Task to carry out :: Do not copy the pictures; transcribe all other material exactly.

Data supplied ::
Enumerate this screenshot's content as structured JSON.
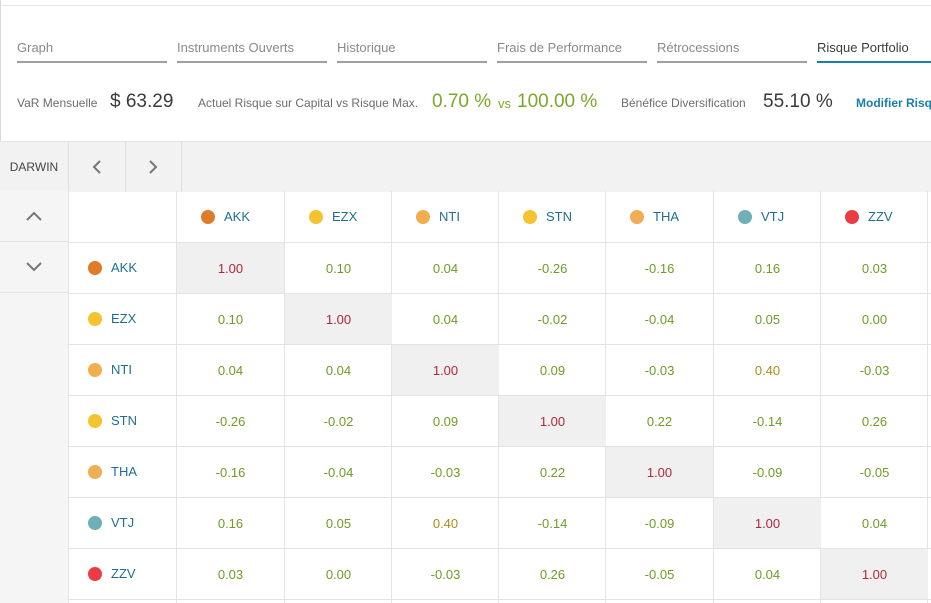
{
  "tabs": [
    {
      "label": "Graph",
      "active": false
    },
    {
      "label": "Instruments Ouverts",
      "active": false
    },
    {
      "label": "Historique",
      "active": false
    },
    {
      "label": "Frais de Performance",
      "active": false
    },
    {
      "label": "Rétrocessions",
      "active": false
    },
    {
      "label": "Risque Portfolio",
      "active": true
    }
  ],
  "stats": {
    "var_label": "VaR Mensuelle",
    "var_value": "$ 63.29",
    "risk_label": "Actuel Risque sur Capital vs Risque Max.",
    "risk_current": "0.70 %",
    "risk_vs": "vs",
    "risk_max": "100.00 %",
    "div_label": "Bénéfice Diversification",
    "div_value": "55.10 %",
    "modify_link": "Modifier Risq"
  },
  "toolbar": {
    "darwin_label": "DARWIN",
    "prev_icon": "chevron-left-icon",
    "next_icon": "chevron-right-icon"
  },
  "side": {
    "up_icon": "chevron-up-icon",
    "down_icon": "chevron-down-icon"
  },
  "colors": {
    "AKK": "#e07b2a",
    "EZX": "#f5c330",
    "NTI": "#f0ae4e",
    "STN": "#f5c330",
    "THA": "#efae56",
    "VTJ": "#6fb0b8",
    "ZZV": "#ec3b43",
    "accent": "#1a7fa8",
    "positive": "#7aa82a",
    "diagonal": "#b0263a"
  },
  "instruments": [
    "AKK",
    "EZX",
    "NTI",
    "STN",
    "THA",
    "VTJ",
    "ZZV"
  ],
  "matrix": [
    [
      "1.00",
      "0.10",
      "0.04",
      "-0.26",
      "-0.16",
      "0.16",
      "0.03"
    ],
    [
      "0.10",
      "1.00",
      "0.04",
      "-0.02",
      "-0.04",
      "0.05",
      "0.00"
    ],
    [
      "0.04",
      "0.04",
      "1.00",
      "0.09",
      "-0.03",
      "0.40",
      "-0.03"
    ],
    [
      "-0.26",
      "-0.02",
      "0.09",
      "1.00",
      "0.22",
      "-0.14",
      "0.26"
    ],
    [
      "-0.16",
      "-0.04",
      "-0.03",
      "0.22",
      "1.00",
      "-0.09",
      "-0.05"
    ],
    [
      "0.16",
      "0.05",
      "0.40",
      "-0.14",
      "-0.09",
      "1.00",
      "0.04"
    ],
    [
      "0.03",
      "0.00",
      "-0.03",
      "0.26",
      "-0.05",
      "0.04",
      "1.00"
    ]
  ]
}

Result for this task ::
Enumerate this screenshot's content as structured JSON.
{
  "tabs": [
    {
      "label": "Graph",
      "active": false
    },
    {
      "label": "Instruments Ouverts",
      "active": false
    },
    {
      "label": "Historique",
      "active": false
    },
    {
      "label": "Frais de Performance",
      "active": false
    },
    {
      "label": "Rétrocessions",
      "active": false
    },
    {
      "label": "Risque Portfolio",
      "active": true
    }
  ],
  "stats": {
    "var_label": "VaR Mensuelle",
    "var_value": "$ 63.29",
    "risk_label": "Actuel Risque sur Capital vs Risque Max.",
    "risk_current": "0.70 %",
    "risk_vs": "vs",
    "risk_max": "100.00 %",
    "div_label": "Bénéfice Diversification",
    "div_value": "55.10 %",
    "modify_link": "Modifier Risq"
  },
  "toolbar": {
    "darwin_label": "DARWIN",
    "prev_icon": "chevron-left-icon",
    "next_icon": "chevron-right-icon"
  },
  "side": {
    "up_icon": "chevron-up-icon",
    "down_icon": "chevron-down-icon"
  },
  "colors": {
    "AKK": "#e07b2a",
    "EZX": "#f5c330",
    "NTI": "#f0ae4e",
    "STN": "#f5c330",
    "THA": "#efae56",
    "VTJ": "#6fb0b8",
    "ZZV": "#ec3b43",
    "accent": "#1a7fa8",
    "positive": "#7aa82a",
    "diagonal": "#b0263a"
  },
  "instruments": [
    "AKK",
    "EZX",
    "NTI",
    "STN",
    "THA",
    "VTJ",
    "ZZV"
  ],
  "matrix": [
    [
      "1.00",
      "0.10",
      "0.04",
      "-0.26",
      "-0.16",
      "0.16",
      "0.03"
    ],
    [
      "0.10",
      "1.00",
      "0.04",
      "-0.02",
      "-0.04",
      "0.05",
      "0.00"
    ],
    [
      "0.04",
      "0.04",
      "1.00",
      "0.09",
      "-0.03",
      "0.40",
      "-0.03"
    ],
    [
      "-0.26",
      "-0.02",
      "0.09",
      "1.00",
      "0.22",
      "-0.14",
      "0.26"
    ],
    [
      "-0.16",
      "-0.04",
      "-0.03",
      "0.22",
      "1.00",
      "-0.09",
      "-0.05"
    ],
    [
      "0.16",
      "0.05",
      "0.40",
      "-0.14",
      "-0.09",
      "1.00",
      "0.04"
    ],
    [
      "0.03",
      "0.00",
      "-0.03",
      "0.26",
      "-0.05",
      "0.04",
      "1.00"
    ]
  ]
}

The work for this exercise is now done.